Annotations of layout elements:
****

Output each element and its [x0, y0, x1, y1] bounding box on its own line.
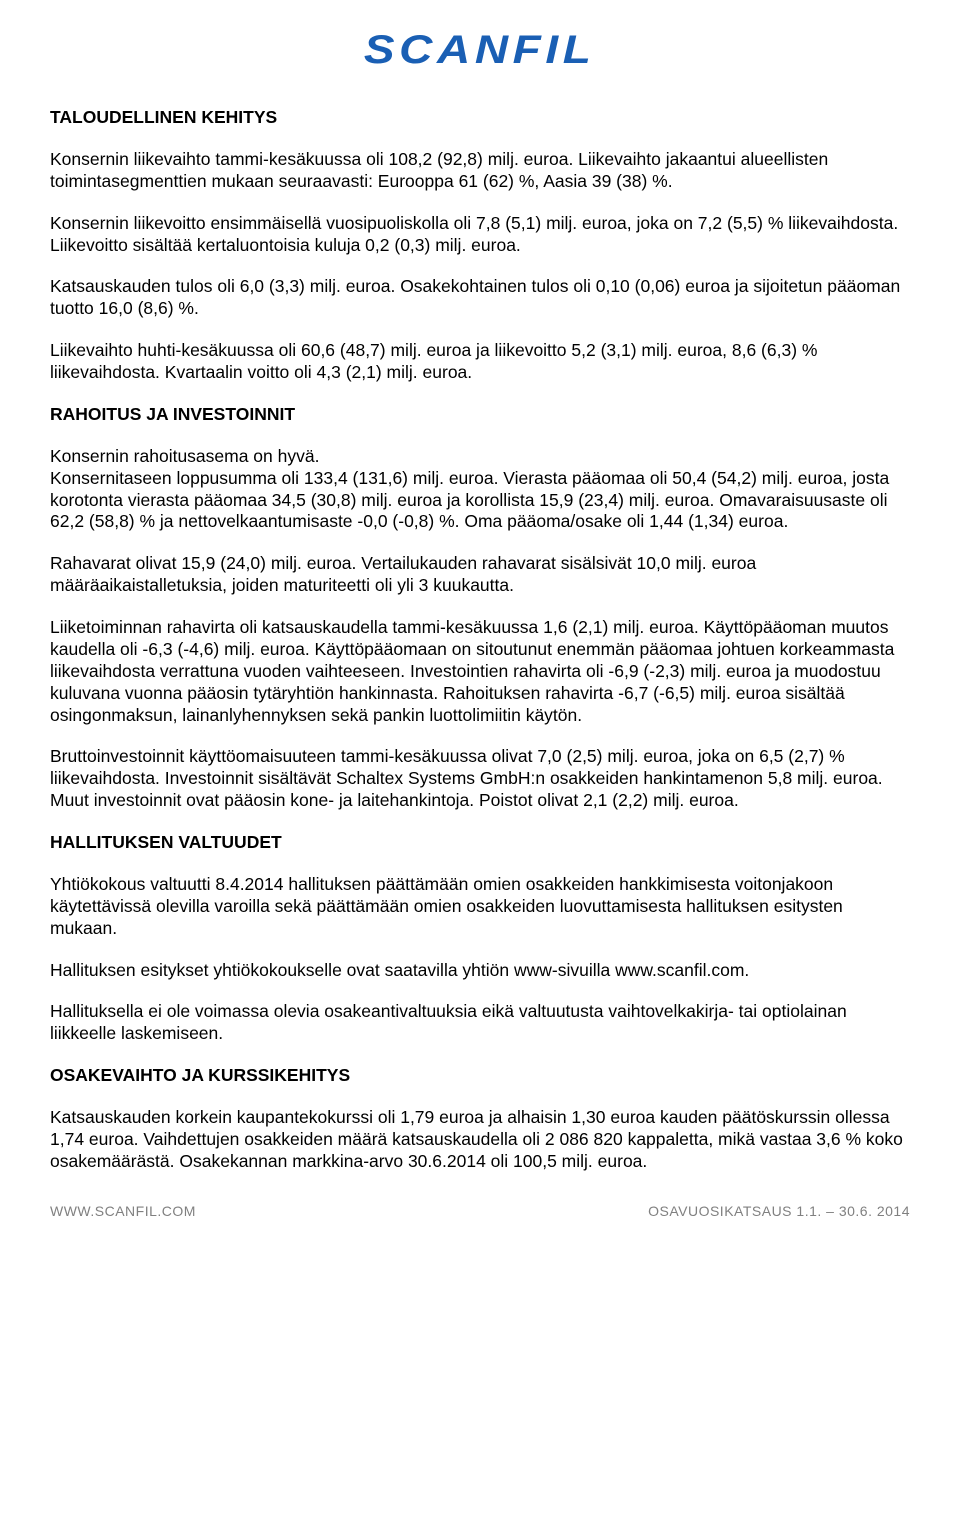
heading-board-authorizations: HALLITUKSEN VALTUUDET [50, 832, 910, 854]
body-text: Katsauskauden korkein kaupantekokurssi o… [50, 1107, 910, 1173]
brand-logo: SCANFIL [379, 25, 580, 75]
page-footer: WWW.SCANFIL.COM OSAVUOSIKATSAUS 1.1. – 3… [50, 1203, 910, 1221]
body-text: Hallituksella ei ole voimassa olevia osa… [50, 1001, 910, 1045]
body-text: Konsernin liikevaihto tammi-kesäkuussa o… [50, 149, 910, 193]
heading-share-trading: OSAKEVAIHTO JA KURSSIKEHITYS [50, 1065, 910, 1087]
logo-container: SCANFIL [50, 25, 910, 75]
body-text: Liikevaihto huhti-kesäkuussa oli 60,6 (4… [50, 340, 910, 384]
body-text: Liiketoiminnan rahavirta oli katsauskaud… [50, 617, 910, 726]
body-text: Katsauskauden tulos oli 6,0 (3,3) milj. … [50, 276, 910, 320]
brand-logo-text: SCANFIL [364, 25, 596, 75]
body-text: Rahavarat olivat 15,9 (24,0) milj. euroa… [50, 553, 910, 597]
body-text: Hallituksen esitykset yhtiökokoukselle o… [50, 960, 910, 982]
body-text: Yhtiökokous valtuutti 8.4.2014 hallituks… [50, 874, 910, 940]
footer-report-title: OSAVUOSIKATSAUS 1.1. – 30.6. 2014 [648, 1203, 910, 1221]
body-text: Konsernitaseen loppusumma oli 133,4 (131… [50, 468, 910, 534]
footer-website: WWW.SCANFIL.COM [50, 1203, 196, 1221]
body-text: Bruttoinvestoinnit käyttöomaisuuteen tam… [50, 746, 910, 812]
body-text: Konsernin rahoitusasema on hyvä. [50, 446, 910, 468]
heading-financing-investments: RAHOITUS JA INVESTOINNIT [50, 404, 910, 426]
body-text: Konsernin liikevoitto ensimmäisellä vuos… [50, 213, 910, 257]
document-page: SCANFIL TALOUDELLINEN KEHITYS Konsernin … [0, 0, 960, 1250]
heading-financial-development: TALOUDELLINEN KEHITYS [50, 107, 910, 129]
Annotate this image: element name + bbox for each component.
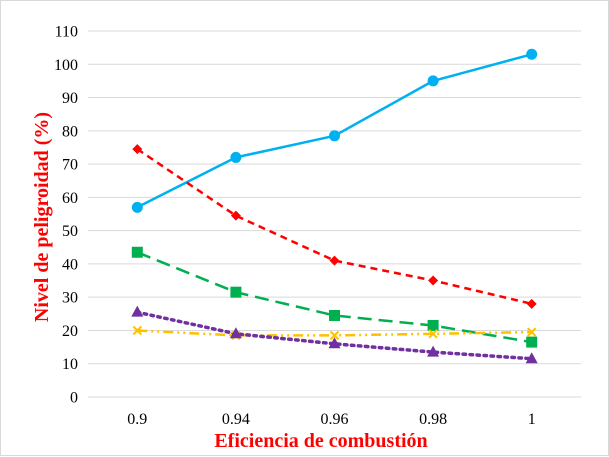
- data-point-marker: [525, 352, 538, 364]
- data-point-marker: [329, 130, 340, 142]
- y-tick-label: 30: [62, 290, 78, 307]
- data-point-marker: [131, 305, 144, 317]
- y-tick-label: 110: [55, 24, 78, 41]
- data-point-marker: [132, 144, 143, 155]
- series-line-3: [136, 251, 532, 344]
- x-tick-label: 1: [528, 411, 536, 428]
- data-point-marker: [230, 210, 241, 221]
- y-tick-label: 60: [62, 190, 78, 207]
- data-point-marker: [428, 329, 438, 339]
- y-tick-label: 50: [62, 223, 78, 240]
- data-point-marker: [526, 298, 537, 309]
- data-point-marker: [131, 201, 143, 213]
- data-point-marker: [427, 75, 439, 87]
- y-tick-label: 90: [62, 90, 78, 107]
- x-tick-label: 0.96: [321, 411, 349, 428]
- y-tick-label: 70: [62, 157, 78, 174]
- y-tick-label: 100: [54, 57, 78, 74]
- y-tick-label: 10: [62, 356, 78, 373]
- data-point-marker: [230, 286, 242, 298]
- data-point-marker: [329, 330, 340, 341]
- data-point-marker: [229, 327, 242, 339]
- data-point-marker: [329, 309, 340, 321]
- y-tick-label: 20: [62, 323, 78, 340]
- data-point-marker: [428, 275, 439, 286]
- data-point-marker: [131, 246, 143, 258]
- data-point-marker: [526, 327, 537, 337]
- y-tick-labels: 0 10 20 30 40 50 60 70 80 90 100 110: [54, 24, 78, 407]
- data-point-marker: [526, 48, 538, 60]
- data-point-marker: [329, 255, 340, 266]
- x-tick-label: 0.98: [419, 411, 447, 428]
- y-tick-label: 40: [62, 256, 78, 273]
- data-point-marker: [427, 319, 439, 331]
- data-point-marker: [427, 345, 440, 357]
- series-markers: [131, 48, 538, 364]
- data-point-marker: [526, 336, 538, 348]
- x-tick-label: 0.9: [127, 411, 147, 428]
- series-line-2: [136, 148, 532, 306]
- data-point-marker: [328, 337, 341, 349]
- y-axis-title: Nivel de peligroidad (%): [31, 112, 53, 322]
- data-point-marker: [230, 151, 242, 163]
- x-tick-labels: 0.9 0.94 0.96 0.98 1: [127, 411, 535, 428]
- y-tick-label: 80: [62, 123, 78, 140]
- data-point-marker: [132, 325, 143, 336]
- y-tick-label: 0: [70, 390, 78, 407]
- x-axis-title: Eficiencia de combustión: [214, 430, 427, 452]
- x-tick-label: 0.94: [222, 411, 250, 428]
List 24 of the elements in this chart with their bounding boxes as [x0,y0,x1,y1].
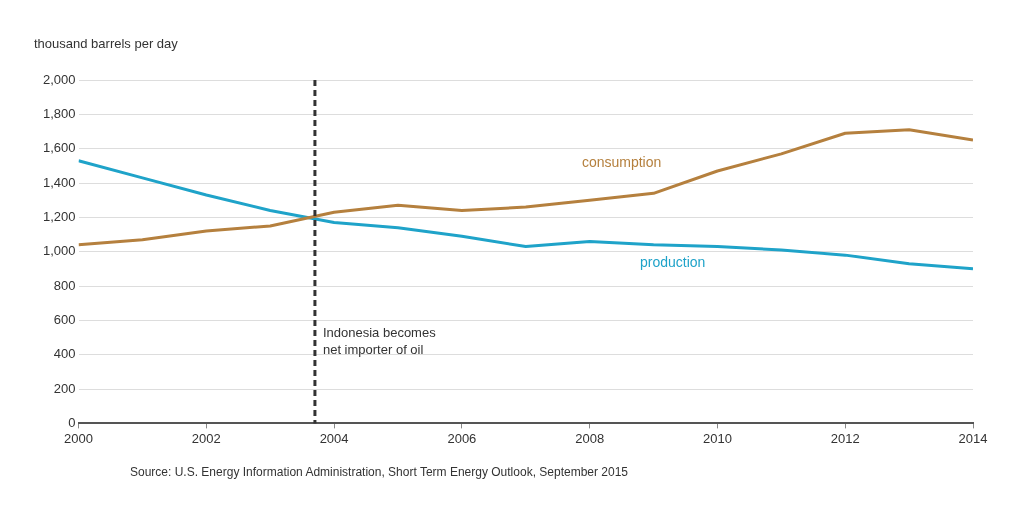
y-axis-title: thousand barrels per day [34,36,178,51]
y-tick-label: 1,400 [42,174,76,190]
y-tick-label: 600 [53,311,76,327]
x-tick-label: 2006 [447,430,477,446]
x-tick-label: 2000 [64,430,93,446]
y-tick-label: 2,000 [42,71,76,87]
x-tick-label: 2014 [958,430,988,446]
y-tick-label: 1,200 [42,208,76,224]
y-tick-label: 1,000 [42,243,76,259]
y-tick-label: 1,800 [42,105,76,121]
x-tick-label: 2010 [702,430,732,446]
x-tick-label: 2008 [575,430,605,446]
x-tick-label: 2004 [319,430,349,446]
y-tick-label: 400 [53,346,76,362]
y-tick-label: 1,600 [42,140,76,156]
x-tick-label: 2002 [191,430,221,446]
series-label: consumption [581,154,662,171]
y-tick-label: 0 [68,414,76,430]
series-label: production [640,253,706,270]
source-note: Source: U.S. Energy Information Administration, Short Term Energy Outlook, September 2015 [130,465,629,479]
y-tick-label: 800 [53,277,76,293]
y-tick-label: 200 [53,380,76,396]
ref-line-label: Indonesia becomes net importer of oil [322,325,437,358]
x-tick-label: 2012 [830,430,860,446]
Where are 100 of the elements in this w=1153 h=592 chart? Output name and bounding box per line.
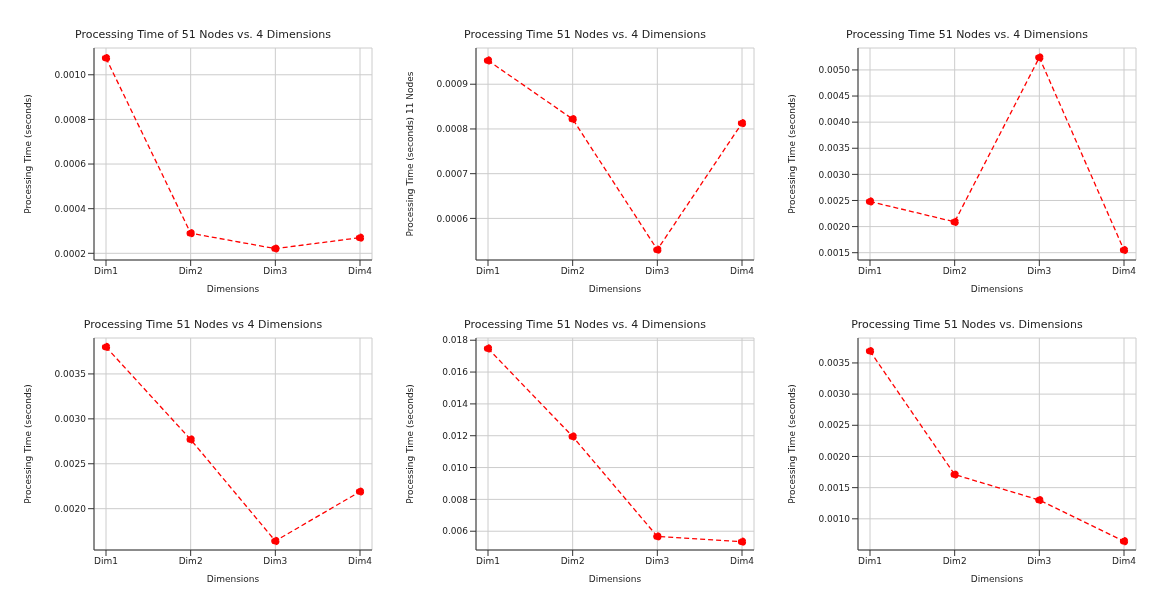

****

What to produce: Please copy every line of the records above word for word, leaving out the pictures.

The solution:
Output each element and its [x0, y0, x1, y1] bounding box on its own line.
heading-board-authorizations: HALLITUKSEN VALTUUDET [50, 832, 910, 854]
body-text: Katsauskauden korkein kaupantekokurssi o… [50, 1107, 910, 1173]
brand-logo: SCANFIL [379, 25, 580, 75]
page-footer: WWW.SCANFIL.COM OSAVUOSIKATSAUS 1.1. – 3… [50, 1203, 910, 1221]
body-text: Hallituksella ei ole voimassa olevia osa… [50, 1001, 910, 1045]
body-text: Konsernin liikevaihto tammi-kesäkuussa o… [50, 149, 910, 193]
heading-share-trading: OSAKEVAIHTO JA KURSSIKEHITYS [50, 1065, 910, 1087]
logo-container: SCANFIL [50, 25, 910, 75]
body-text: Liikevaihto huhti-kesäkuussa oli 60,6 (4… [50, 340, 910, 384]
body-text: Liiketoiminnan rahavirta oli katsauskaud… [50, 617, 910, 726]
body-text: Katsauskauden tulos oli 6,0 (3,3) milj. … [50, 276, 910, 320]
brand-logo-text: SCANFIL [364, 25, 596, 75]
body-text: Rahavarat olivat 15,9 (24,0) milj. euroa… [50, 553, 910, 597]
body-text: Hallituksen esitykset yhtiökokoukselle o… [50, 960, 910, 982]
body-text: Yhtiökokous valtuutti 8.4.2014 hallituks… [50, 874, 910, 940]
footer-report-title: OSAVUOSIKATSAUS 1.1. – 30.6. 2014 [648, 1203, 910, 1221]
body-text: Konsernitaseen loppusumma oli 133,4 (131… [50, 468, 910, 534]
footer-website: WWW.SCANFIL.COM [50, 1203, 196, 1221]
body-text: Bruttoinvestoinnit käyttöomaisuuteen tam… [50, 746, 910, 812]
body-text: Konsernin rahoitusasema on hyvä. [50, 446, 910, 468]
heading-financing-investments: RAHOITUS JA INVESTOINNIT [50, 404, 910, 426]
body-text: Konsernin liikevoitto ensimmäisellä vuos… [50, 213, 910, 257]
document-page: SCANFIL TALOUDELLINEN KEHITYS Konsernin … [0, 0, 960, 1250]
heading-financial-development: TALOUDELLINEN KEHITYS [50, 107, 910, 129]
Annotate this image: element name + bbox for each component.
- data-point-marker: [525, 352, 538, 364]
- data-point-marker: [329, 130, 340, 142]
- y-tick-label: 30: [62, 290, 78, 307]
- data-point-marker: [131, 305, 144, 317]
- y-tick-label: 110: [55, 24, 78, 41]
- data-point-marker: [132, 144, 143, 155]
- series-line-3: [136, 251, 532, 344]
- x-tick-label: 1: [528, 411, 536, 428]
- data-point-marker: [230, 210, 241, 221]
- y-tick-label: 60: [62, 190, 78, 207]
- data-point-marker: [428, 329, 438, 339]
- y-tick-label: 50: [62, 223, 78, 240]
- data-point-marker: [526, 298, 537, 309]
- data-point-marker: [131, 201, 143, 213]
- data-point-marker: [427, 75, 439, 87]
- y-tick-label: 90: [62, 90, 78, 107]
- x-tick-label: 0.96: [321, 411, 349, 428]
- y-tick-label: 70: [62, 157, 78, 174]
- y-tick-label: 100: [54, 57, 78, 74]
- y-tick-label: 10: [62, 356, 78, 373]
- data-point-marker: [230, 286, 242, 298]
- data-point-marker: [329, 330, 340, 341]
- data-point-marker: [229, 327, 242, 339]
- data-point-marker: [329, 309, 340, 321]
- y-tick-label: 20: [62, 323, 78, 340]
- data-point-marker: [428, 275, 439, 286]
- data-point-marker: [131, 246, 143, 258]
- data-point-marker: [526, 327, 537, 337]
- y-tick-labels: 0 10 20 30 40 50 60 70 80 90 100 110: [54, 24, 78, 407]
- data-point-marker: [526, 48, 538, 60]
- data-point-marker: [329, 255, 340, 266]
- x-tick-label: 0.98: [419, 411, 447, 428]
- y-tick-label: 40: [62, 256, 78, 273]
- data-point-marker: [427, 319, 439, 331]
- data-point-marker: [427, 345, 440, 357]
- series-markers: [131, 48, 538, 364]
- data-point-marker: [526, 336, 538, 348]
- x-tick-label: 0.9: [127, 411, 147, 428]
- series-line-2: [136, 148, 532, 306]
- data-point-marker: [328, 337, 341, 349]
- y-axis-title: Nivel de peligroidad (%): [31, 112, 53, 322]
- data-point-marker: [230, 151, 242, 163]
- x-tick-labels: 0.9 0.94 0.96 0.98 1: [127, 411, 535, 428]
- y-tick-label: 80: [62, 123, 78, 140]
- data-point-marker: [132, 325, 143, 336]
- y-tick-label: 0: [70, 390, 78, 407]
- x-axis-title: Eficiencia de combustión: [214, 430, 427, 452]
- x-tick-label: 0.94: [222, 411, 250, 428]
List 24 of the elements in this chart with their bounding boxes as [x0,y0,x1,y1].
y-axis-title: thousand barrels per day [34,36,178,51]
y-tick-label: 1,400 [42,174,76,190]
y-tick-label: 600 [53,311,76,327]
x-tick-label: 2006 [447,430,477,446]
x-tick-label: 2000 [64,430,93,446]
y-tick-label: 2,000 [42,71,76,87]
x-tick-label: 2014 [958,430,988,446]
y-tick-label: 1,200 [42,208,76,224]
y-tick-label: 1,000 [42,243,76,259]
y-tick-label: 1,800 [42,105,76,121]
x-tick-label: 2010 [702,430,732,446]
x-tick-label: 2008 [575,430,605,446]
x-tick-label: 2004 [319,430,349,446]
y-tick-label: 400 [53,346,76,362]
y-tick-label: 1,600 [42,140,76,156]
x-tick-label: 2002 [191,430,221,446]
series-label: consumption [581,154,662,171]
y-tick-label: 0 [68,414,76,430]
series-label: production [640,253,706,270]
source-note: Source: U.S. Energy Information Administration, Short Term Energy Outlook, September 2015 [130,465,629,479]
y-tick-label: 800 [53,277,76,293]
y-tick-label: 200 [53,380,76,396]
ref-line-label: Indonesia becomes net importer of oil [322,325,437,358]
x-tick-label: 2012 [830,430,860,446]
Where are 100 of the elements in this w=1153 h=592 chart? Output name and bounding box per line.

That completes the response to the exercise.